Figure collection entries
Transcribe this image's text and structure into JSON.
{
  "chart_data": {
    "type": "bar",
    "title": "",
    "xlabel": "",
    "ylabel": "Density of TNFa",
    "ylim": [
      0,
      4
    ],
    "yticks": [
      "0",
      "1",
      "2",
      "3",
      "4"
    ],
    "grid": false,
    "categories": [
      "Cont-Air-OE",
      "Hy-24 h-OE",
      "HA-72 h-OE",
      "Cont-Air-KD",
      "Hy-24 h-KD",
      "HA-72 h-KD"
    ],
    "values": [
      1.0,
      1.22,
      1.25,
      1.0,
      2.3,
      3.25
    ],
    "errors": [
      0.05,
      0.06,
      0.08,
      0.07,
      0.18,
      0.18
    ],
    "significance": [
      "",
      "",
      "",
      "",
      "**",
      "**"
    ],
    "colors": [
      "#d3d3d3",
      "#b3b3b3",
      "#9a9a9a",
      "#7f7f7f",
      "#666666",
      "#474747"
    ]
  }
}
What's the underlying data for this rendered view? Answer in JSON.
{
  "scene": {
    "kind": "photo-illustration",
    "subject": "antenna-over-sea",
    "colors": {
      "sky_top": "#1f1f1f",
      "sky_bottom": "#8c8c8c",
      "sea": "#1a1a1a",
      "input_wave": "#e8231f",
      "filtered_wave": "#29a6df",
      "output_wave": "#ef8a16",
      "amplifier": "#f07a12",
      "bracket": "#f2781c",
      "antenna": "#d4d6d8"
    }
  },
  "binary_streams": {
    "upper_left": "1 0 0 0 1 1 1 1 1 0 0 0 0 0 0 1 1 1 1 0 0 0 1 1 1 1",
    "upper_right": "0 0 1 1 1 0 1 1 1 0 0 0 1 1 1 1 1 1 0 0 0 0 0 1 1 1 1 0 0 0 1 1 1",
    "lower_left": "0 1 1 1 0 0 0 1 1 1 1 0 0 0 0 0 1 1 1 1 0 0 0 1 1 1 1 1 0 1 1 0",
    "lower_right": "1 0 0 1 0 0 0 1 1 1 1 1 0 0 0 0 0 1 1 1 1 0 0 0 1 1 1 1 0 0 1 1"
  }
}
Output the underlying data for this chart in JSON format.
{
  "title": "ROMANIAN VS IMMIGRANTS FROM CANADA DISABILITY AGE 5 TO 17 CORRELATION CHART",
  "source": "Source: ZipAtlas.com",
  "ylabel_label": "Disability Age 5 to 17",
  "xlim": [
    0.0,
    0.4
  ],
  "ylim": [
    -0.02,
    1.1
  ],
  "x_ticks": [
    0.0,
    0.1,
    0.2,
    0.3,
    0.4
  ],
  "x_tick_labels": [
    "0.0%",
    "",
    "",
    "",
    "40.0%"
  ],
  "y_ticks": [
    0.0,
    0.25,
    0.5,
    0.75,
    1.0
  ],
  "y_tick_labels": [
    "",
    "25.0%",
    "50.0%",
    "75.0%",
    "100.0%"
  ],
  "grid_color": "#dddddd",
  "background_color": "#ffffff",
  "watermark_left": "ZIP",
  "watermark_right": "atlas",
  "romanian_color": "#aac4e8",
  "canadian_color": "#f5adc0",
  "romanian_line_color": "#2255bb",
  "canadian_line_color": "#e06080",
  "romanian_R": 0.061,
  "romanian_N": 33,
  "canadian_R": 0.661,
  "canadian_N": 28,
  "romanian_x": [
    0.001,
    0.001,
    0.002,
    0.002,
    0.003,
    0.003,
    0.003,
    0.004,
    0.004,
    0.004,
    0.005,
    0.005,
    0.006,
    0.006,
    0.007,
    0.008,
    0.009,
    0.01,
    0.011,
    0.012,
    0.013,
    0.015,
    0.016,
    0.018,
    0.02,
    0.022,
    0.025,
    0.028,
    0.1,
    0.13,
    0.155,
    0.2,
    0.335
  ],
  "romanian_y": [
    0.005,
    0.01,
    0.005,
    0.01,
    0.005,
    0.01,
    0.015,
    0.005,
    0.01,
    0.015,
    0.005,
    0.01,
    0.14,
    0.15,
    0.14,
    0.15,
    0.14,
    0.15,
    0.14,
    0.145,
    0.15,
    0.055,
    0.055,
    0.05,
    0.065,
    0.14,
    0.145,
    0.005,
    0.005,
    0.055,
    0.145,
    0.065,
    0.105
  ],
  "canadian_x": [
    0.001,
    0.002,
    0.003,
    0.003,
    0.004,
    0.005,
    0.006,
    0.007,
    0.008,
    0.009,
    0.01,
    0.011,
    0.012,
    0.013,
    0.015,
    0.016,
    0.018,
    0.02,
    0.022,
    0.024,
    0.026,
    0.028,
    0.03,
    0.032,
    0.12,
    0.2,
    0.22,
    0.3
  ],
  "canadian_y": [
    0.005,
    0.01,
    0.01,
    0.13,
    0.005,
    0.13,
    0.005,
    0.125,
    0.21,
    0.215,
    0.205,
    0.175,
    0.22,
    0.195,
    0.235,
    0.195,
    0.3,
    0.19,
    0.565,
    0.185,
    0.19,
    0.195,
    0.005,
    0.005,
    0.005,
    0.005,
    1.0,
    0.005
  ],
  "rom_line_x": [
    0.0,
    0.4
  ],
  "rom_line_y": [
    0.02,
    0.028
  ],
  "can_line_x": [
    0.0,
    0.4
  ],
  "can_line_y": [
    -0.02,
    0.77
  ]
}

▶ **Task goal**: Tell how many lines of the data above hold the string "antenna". Give only the number.

▶ **The answer**: 2